The Web is Made of Edge Cases
If you set Can I Use to hide browsers with less than 1% usage, you hide 11.86% of the world.
If we extrapolate that to the world population, that comes out to ≈900 million people, or 3 times the population of the United States. (If roughly half the earth has internet access as of 2018, then one-and-a-half USAs.)
Your site won’t download intact
You can’t predict what will be mangled or waylaid by terrible ad code, content-blockers, DNS issues, browser bugs, privacy enforcers, meddling ISPs, corporate firewalls, or developer error.
Browsers are starting this fun new thing called user-agent interventions, where they mess with your code.
Chrome waits up to 3 seconds for any given web font. Turns out, on slow connections, most web font requests actually hit the timeout
—Chrome Interventions Quarterly § Bail out on web fonts with an effectively slow connection
Only 0.2% of browsers appreciate a <noscript>
, but 1.1% have JavaScript fail. And it’s foolish to think that remaining 0.9% is consistent for a single user, or even a single session.
Google Web Light transcodes millions of URLs. Opera Mini is still holding on with 3.3% usage. There is a real business in harshly optimizing the web.
Every browser but Chrome has a Reader View. Instapaper and other readability services are quite popular for salvaging content out of bad sites.
People insist on being unique
More users than you think change browser settings. userstyles.org
’s various user-stylesheet extensions have over 2.7 million installs.
And let’s not consider browser extensions and how they will absolutely mess with the DOM and your JavaScript.
About 15% of the world are considered disabled. Beyond that, people break bones, get their eyes dilated, and have other exciting accidents and conditions.
Computers are out to get you
Android Browser is dead, long live Android Chrome! Except vendors love releasing their own hacked-up versions with differences. For example, Sony’s Chrome 23 was the same as Google’s Chrome 23, except they implemented an early, crashy build of WebGL.
And boy, let’s not talk about Android screen quality. I’ve started requiring WCAG AA compliance just to make sure text is readable on the cheapest (most widespread) Androids.
No connection fulfills its ISP’s promises all of the time. Or most of the time, frankly. As 4G users increase, overall network speed drops.
The same is true of device manufacturers’ published specs. And processing speed is going down.
People will use your site how they want, and according to their means. That is wonderful, and why the Web was built.
I would even say that the % of people viewing your site the way you do rapidly approaches zilch.
The only rational solution is to build resiliently.

PROVIDED RECORDS.
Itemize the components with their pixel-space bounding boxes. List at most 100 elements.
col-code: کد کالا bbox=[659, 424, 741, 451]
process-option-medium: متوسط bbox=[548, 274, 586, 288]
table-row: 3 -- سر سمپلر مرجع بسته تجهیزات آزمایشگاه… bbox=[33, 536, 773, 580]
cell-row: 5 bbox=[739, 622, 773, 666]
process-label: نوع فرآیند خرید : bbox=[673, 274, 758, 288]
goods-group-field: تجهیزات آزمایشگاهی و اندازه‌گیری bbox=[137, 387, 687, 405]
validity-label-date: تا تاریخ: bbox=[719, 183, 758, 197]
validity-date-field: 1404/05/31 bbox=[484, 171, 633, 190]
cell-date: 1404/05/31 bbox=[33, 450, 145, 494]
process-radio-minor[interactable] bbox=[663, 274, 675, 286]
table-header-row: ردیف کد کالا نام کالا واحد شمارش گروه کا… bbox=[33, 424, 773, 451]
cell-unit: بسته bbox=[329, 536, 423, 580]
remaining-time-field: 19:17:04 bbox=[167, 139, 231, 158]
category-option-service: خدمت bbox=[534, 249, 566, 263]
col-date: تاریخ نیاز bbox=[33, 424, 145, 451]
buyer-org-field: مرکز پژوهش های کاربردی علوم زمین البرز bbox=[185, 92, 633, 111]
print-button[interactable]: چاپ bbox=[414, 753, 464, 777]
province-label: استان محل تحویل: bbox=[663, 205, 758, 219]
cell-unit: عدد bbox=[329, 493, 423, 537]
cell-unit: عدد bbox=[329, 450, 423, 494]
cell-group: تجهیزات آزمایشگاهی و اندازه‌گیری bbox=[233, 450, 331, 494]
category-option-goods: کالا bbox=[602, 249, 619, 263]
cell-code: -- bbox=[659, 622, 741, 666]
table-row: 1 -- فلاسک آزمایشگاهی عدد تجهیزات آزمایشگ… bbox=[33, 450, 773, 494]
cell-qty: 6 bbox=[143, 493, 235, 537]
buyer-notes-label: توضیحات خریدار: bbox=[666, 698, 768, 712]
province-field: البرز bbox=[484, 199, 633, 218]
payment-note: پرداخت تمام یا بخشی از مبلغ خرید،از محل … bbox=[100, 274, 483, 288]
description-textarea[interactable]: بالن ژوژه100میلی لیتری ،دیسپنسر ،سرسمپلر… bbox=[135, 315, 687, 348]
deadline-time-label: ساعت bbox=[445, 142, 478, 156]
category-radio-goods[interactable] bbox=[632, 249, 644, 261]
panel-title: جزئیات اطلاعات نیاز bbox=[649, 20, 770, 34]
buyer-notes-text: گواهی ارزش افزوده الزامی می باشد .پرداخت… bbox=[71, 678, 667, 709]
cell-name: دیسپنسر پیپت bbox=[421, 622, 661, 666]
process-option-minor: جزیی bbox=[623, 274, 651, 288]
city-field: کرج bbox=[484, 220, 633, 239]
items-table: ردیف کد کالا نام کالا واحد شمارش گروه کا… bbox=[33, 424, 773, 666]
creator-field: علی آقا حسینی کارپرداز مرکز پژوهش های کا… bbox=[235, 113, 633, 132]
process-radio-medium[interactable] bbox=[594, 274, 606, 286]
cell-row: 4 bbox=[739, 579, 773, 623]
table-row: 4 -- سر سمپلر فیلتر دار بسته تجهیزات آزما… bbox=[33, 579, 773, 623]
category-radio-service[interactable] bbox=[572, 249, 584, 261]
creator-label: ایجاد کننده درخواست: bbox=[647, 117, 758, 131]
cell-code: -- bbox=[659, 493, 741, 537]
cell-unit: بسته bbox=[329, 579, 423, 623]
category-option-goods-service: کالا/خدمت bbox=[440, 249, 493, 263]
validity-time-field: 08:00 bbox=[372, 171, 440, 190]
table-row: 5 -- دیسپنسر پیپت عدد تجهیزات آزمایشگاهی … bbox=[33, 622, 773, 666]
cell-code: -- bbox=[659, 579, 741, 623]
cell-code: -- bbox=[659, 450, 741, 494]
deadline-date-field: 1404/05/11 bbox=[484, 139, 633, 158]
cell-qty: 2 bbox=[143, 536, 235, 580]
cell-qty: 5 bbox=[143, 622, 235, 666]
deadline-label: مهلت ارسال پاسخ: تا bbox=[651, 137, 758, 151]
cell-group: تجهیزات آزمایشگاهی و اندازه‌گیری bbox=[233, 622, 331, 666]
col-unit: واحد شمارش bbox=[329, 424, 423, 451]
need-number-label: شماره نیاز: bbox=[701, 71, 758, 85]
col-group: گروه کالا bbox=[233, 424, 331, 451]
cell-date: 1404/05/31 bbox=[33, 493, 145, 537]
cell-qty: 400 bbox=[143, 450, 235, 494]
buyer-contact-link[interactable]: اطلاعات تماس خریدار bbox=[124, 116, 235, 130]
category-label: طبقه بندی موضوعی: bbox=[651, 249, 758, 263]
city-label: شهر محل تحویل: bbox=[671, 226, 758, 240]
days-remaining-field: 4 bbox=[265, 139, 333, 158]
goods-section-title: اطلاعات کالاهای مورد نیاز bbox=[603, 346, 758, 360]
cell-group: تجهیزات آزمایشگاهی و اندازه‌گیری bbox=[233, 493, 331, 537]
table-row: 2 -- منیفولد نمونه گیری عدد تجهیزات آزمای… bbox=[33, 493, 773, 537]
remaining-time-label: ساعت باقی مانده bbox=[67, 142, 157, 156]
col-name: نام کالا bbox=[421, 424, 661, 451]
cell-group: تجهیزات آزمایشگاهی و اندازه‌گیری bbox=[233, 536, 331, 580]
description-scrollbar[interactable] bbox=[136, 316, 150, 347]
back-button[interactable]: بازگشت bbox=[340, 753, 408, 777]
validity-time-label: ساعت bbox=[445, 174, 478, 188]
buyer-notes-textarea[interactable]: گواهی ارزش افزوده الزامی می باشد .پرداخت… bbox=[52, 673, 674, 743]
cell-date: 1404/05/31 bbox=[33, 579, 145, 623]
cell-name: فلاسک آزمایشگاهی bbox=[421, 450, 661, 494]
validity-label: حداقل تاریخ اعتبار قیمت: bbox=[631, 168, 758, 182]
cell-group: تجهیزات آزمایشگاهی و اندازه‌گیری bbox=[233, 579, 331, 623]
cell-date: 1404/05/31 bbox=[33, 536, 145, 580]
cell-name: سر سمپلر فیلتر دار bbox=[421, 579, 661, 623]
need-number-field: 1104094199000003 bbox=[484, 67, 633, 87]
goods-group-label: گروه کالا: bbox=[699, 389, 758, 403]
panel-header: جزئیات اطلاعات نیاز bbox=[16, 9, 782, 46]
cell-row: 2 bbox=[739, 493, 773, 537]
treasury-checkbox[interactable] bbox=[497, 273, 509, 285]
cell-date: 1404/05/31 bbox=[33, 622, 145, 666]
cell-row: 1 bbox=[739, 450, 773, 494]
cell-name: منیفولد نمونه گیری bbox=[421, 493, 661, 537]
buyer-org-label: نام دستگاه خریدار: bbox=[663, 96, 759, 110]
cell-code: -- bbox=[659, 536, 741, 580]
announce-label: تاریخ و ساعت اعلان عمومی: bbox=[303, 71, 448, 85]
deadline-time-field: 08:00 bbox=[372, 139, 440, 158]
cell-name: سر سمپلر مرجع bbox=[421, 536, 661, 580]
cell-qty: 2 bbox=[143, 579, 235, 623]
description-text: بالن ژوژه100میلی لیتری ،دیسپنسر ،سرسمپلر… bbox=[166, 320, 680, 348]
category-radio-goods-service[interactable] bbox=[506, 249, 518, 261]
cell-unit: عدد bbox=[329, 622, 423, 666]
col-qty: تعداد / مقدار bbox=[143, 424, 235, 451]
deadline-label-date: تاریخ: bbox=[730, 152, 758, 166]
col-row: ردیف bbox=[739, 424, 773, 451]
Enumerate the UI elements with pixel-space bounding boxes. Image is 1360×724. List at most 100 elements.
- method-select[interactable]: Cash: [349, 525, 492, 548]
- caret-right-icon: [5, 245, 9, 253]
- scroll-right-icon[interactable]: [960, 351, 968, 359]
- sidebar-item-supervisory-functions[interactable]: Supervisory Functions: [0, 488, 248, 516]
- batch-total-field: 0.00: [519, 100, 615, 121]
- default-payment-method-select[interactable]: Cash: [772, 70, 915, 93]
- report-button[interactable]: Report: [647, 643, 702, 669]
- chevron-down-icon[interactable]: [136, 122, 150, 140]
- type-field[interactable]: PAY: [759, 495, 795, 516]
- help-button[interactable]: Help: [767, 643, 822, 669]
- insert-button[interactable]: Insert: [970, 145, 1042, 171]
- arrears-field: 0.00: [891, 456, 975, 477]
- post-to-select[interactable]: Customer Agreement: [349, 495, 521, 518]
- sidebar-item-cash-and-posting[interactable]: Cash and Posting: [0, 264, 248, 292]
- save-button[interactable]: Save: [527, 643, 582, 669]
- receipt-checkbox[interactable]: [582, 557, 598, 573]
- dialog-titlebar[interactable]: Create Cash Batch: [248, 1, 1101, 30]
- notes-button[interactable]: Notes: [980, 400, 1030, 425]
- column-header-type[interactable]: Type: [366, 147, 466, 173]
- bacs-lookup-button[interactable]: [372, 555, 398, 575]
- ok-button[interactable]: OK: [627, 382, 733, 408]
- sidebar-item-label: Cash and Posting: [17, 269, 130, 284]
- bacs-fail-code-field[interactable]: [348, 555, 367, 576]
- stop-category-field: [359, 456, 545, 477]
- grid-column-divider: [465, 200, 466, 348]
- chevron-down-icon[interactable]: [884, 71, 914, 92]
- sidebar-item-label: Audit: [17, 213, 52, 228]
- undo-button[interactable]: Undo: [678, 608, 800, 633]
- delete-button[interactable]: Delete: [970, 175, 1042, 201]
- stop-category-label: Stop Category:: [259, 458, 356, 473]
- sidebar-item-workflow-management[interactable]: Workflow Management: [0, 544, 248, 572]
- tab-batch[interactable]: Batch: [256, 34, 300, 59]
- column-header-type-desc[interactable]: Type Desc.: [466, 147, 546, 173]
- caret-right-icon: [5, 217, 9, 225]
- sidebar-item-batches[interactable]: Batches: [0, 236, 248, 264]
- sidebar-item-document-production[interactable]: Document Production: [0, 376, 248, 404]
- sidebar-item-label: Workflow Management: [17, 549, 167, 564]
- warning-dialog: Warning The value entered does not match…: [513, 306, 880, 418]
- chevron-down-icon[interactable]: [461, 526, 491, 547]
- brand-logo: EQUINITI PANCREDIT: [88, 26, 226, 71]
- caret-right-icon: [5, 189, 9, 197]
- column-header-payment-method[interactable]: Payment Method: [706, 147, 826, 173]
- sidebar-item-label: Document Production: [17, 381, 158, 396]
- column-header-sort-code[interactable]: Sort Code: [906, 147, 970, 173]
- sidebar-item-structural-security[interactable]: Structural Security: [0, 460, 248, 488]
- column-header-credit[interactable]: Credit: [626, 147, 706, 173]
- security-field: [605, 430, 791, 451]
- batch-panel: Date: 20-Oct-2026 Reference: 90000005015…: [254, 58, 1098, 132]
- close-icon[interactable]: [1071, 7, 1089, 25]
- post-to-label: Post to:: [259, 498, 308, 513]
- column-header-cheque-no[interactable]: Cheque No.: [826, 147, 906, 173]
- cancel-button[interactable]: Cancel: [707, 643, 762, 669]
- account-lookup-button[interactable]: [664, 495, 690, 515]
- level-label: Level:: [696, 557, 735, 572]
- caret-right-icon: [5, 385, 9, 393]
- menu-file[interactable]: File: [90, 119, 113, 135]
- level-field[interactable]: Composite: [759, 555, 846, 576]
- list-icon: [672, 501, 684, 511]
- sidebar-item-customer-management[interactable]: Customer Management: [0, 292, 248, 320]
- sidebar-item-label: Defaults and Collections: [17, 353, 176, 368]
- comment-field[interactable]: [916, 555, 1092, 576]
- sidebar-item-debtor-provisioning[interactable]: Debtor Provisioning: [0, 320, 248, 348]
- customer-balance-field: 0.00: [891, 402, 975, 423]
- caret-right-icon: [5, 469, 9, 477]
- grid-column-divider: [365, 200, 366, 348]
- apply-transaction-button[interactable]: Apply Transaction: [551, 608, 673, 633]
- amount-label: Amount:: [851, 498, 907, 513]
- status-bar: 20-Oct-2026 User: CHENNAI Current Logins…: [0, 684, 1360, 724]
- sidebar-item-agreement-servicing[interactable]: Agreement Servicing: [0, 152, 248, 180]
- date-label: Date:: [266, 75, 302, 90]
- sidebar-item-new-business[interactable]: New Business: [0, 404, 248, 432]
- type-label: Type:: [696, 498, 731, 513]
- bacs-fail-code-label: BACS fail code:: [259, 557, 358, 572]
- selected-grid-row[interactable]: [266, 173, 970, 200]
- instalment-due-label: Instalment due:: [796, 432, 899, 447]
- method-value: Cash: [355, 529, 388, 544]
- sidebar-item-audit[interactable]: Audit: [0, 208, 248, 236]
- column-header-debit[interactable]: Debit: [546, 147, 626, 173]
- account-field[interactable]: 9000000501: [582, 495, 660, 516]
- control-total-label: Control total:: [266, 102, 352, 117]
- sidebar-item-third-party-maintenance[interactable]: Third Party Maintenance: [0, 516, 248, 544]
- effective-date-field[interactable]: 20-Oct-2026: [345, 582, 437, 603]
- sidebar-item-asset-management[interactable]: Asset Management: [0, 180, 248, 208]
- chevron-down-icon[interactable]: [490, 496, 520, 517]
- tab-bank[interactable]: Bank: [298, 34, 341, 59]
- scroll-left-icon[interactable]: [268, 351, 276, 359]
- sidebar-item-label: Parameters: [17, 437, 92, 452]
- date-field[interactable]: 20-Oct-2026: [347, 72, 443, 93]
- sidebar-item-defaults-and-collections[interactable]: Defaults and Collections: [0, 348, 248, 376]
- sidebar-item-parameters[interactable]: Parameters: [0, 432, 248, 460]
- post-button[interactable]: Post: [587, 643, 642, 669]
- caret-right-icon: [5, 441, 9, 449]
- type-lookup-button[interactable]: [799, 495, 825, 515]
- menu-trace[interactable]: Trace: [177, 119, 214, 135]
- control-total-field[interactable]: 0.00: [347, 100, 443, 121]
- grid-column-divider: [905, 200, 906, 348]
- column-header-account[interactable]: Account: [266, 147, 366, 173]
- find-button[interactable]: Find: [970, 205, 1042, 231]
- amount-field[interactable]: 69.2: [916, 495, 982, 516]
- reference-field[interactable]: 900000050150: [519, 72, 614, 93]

PROBLEM STATEMENT.
Turn the paragraph of the web edge cases text that begins "You can’t predict what will be mangled" into a short lead-in followed by a bulleted list, keeping its main facts.

COMPLETED EXERCISE.
Unpredictable causes that can mangle or waylay a site:
- Terrible ad code
- Content-blockers
- DNS issues
- Browser bugs
- Privacy enforcers
- Meddling ISPs
- Corporate firewalls
- Developer error